**WHAT YOU SHOULD DO**
Output every line below exactly.

**Stored dataset items**
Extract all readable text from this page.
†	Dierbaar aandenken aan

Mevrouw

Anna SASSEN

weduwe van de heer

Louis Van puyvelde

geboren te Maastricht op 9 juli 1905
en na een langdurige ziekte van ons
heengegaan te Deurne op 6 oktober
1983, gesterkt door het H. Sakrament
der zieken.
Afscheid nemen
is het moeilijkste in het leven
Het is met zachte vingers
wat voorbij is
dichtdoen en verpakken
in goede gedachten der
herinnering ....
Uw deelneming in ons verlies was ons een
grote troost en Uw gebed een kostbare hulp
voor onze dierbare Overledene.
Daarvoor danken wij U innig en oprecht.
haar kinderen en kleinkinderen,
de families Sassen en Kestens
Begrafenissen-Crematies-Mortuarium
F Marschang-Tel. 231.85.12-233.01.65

**OUTPUT OF THE TASK**
Extract all readable text from this page.
†	Dierbaar aandenken aan

Mevrouw

Anna SASSEN

weduwe van de heer

Louis Van puyvelde

geboren te Maastricht op 9 juli 1905
en na een langdurige ziekte van ons
heengegaan te Deurne op 6 oktober
1983, gesterkt door het H. Sakrament
der zieken.
Afscheid nemen
is het moeilijkste in het leven
Het is met zachte vingers
wat voorbij is
dichtdoen en verpakken
in goede gedachten der
herinnering ....
Uw deelneming in ons verlies was ons een
grote troost en Uw gebed een kostbare hulp
voor onze dierbare Overledene.
Daarvoor danken wij U innig en oprecht.
haar kinderen en kleinkinderen,
de families Sassen en Kestens
Begrafenissen-Crematies-Mortuarium
F Marschang-Tel. 231.85.12-233.01.65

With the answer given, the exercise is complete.